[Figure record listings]
☆ ☆ ☆ ☆ ☆ ☆ ☆

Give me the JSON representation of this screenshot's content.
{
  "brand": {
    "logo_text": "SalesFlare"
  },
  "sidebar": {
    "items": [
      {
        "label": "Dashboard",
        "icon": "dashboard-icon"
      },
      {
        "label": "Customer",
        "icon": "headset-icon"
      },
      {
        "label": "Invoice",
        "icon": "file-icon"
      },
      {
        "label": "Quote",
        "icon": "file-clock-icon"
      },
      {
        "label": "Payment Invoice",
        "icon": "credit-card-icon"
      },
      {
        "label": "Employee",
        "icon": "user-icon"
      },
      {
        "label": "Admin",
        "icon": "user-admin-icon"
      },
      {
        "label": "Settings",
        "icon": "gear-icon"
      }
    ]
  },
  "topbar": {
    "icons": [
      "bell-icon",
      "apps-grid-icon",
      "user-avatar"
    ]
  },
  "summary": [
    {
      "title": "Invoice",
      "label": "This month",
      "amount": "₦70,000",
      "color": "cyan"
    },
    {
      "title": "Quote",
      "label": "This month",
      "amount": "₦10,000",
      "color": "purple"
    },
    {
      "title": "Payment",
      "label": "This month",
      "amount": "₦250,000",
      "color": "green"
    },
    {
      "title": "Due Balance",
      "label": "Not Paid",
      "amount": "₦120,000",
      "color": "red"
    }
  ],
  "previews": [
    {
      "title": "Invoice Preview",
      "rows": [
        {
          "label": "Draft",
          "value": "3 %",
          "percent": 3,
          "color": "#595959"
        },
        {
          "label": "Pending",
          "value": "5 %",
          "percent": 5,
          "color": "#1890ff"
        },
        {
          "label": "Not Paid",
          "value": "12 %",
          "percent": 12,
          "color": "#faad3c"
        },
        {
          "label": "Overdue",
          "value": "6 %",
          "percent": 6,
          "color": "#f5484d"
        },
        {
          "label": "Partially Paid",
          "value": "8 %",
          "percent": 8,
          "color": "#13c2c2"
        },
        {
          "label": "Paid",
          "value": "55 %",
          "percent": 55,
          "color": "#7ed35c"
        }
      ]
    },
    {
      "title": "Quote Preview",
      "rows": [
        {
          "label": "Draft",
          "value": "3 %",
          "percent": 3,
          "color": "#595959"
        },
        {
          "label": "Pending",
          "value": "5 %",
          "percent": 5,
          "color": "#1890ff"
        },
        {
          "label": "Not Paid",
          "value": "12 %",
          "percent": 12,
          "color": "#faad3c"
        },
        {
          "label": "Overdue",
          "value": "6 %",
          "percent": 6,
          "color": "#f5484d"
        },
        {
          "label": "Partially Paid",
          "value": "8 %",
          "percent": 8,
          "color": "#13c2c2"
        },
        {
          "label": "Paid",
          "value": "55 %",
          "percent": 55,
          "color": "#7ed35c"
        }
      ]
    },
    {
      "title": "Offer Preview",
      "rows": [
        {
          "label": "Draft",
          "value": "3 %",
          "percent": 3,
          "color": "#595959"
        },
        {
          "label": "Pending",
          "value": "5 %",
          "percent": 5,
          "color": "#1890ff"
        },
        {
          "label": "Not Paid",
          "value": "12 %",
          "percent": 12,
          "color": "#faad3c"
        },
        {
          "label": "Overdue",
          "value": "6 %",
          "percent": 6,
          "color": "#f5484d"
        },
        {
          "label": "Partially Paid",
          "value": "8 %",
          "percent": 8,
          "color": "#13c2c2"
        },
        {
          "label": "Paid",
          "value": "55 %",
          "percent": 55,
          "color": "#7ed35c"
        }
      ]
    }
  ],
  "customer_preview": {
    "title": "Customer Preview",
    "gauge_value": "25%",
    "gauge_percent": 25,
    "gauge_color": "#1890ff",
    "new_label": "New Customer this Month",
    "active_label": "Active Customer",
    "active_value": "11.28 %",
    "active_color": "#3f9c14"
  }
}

☆ ☆ ☆ ☆ ☆ ☆ ☆

Set task → Extract the complete listing verbatim.

Result for this exercise →
Give me the JSON representation of this screenshot's content.
{
  "brand": {
    "logo_text": "SalesFlare"
  },
  "sidebar": {
    "items": [
      {
        "label": "Dashboard",
        "icon": "dashboard-icon"
      },
      {
        "label": "Customer",
        "icon": "headset-icon"
      },
      {
        "label": "Invoice",
        "icon": "file-icon"
      },
      {
        "label": "Quote",
        "icon": "file-clock-icon"
      },
      {
        "label": "Payment Invoice",
        "icon": "credit-card-icon"
      },
      {
        "label": "Employee",
        "icon": "user-icon"
      },
      {
        "label": "Admin",
        "icon": "user-admin-icon"
      },
      {
        "label": "Settings",
        "icon": "gear-icon"
      }
    ]
  },
  "topbar": {
    "icons": [
      "bell-icon",
      "apps-grid-icon",
      "user-avatar"
    ]
  },
  "summary": [
    {
      "title": "Invoice",
      "label": "This month",
      "amount": "₦70,000",
      "color": "cyan"
    },
    {
      "title": "Quote",
      "label": "This month",
      "amount": "₦10,000",
      "color": "purple"
    },
    {
      "title": "Payment",
      "label": "This month",
      "amount": "₦250,000",
      "color": "green"
    },
    {
      "title": "Due Balance",
      "label": "Not Paid",
      "amount": "₦120,000",
      "color": "red"
    }
  ],
  "previews": [
    {
      "title": "Invoice Preview",
      "rows": [
        {
          "label": "Draft",
          "value": "3 %",
          "percent": 3,
          "color": "#595959"
        },
        {
          "label": "Pending",
          "value": "5 %",
          "percent": 5,
          "color": "#1890ff"
        },
        {
          "label": "Not Paid",
          "value": "12 %",
          "percent": 12,
          "color": "#faad3c"
        },
        {
          "label": "Overdue",
          "value": "6 %",
          "percent": 6,
          "color": "#f5484d"
        },
        {
          "label": "Partially Paid",
          "value": "8 %",
          "percent": 8,
          "color": "#13c2c2"
        },
        {
          "label": "Paid",
          "value": "55 %",
          "percent": 55,
          "color": "#7ed35c"
        }
      ]
    },
    {
      "title": "Quote Preview",
      "rows": [
        {
          "label": "Draft",
          "value": "3 %",
          "percent": 3,
          "color": "#595959"
        },
        {
          "label": "Pending",
          "value": "5 %",
          "percent": 5,
          "color": "#1890ff"
        },
        {
          "label": "Not Paid",
          "value": "12 %",
          "percent": 12,
          "color": "#faad3c"
        },
        {
          "label": "Overdue",
          "value": "6 %",
          "percent": 6,
          "color": "#f5484d"
        },
        {
          "label": "Partially Paid",
          "value": "8 %",
          "percent": 8,
          "color": "#13c2c2"
        },
        {
          "label": "Paid",
          "value": "55 %",
          "percent": 55,
          "color": "#7ed35c"
        }
      ]
    },
    {
      "title": "Offer Preview",
      "rows": [
        {
          "label": "Draft",
          "value": "3 %",
          "percent": 3,
          "color": "#595959"
        },
        {
          "label": "Pending",
          "value": "5 %",
          "percent": 5,
          "color": "#1890ff"
        },
        {
          "label": "Not Paid",
          "value": "12 %",
          "percent": 12,
          "color": "#faad3c"
        },
        {
          "label": "Overdue",
          "value": "6 %",
          "percent": 6,
          "color": "#f5484d"
        },
        {
          "label": "Partially Paid",
          "value": "8 %",
          "percent": 8,
          "color": "#13c2c2"
        },
        {
          "label": "Paid",
          "value": "55 %",
          "percent": 55,
          "color": "#7ed35c"
        }
      ]
    }
  ],
  "customer_preview": {
    "title": "Customer Preview",
    "gauge_value": "25%",
    "gauge_percent": 25,
    "gauge_color": "#1890ff",
    "new_label": "New Customer this Month",
    "active_label": "Active Customer",
    "active_value": "11.28 %",
    "active_color": "#3f9c14"
  }
}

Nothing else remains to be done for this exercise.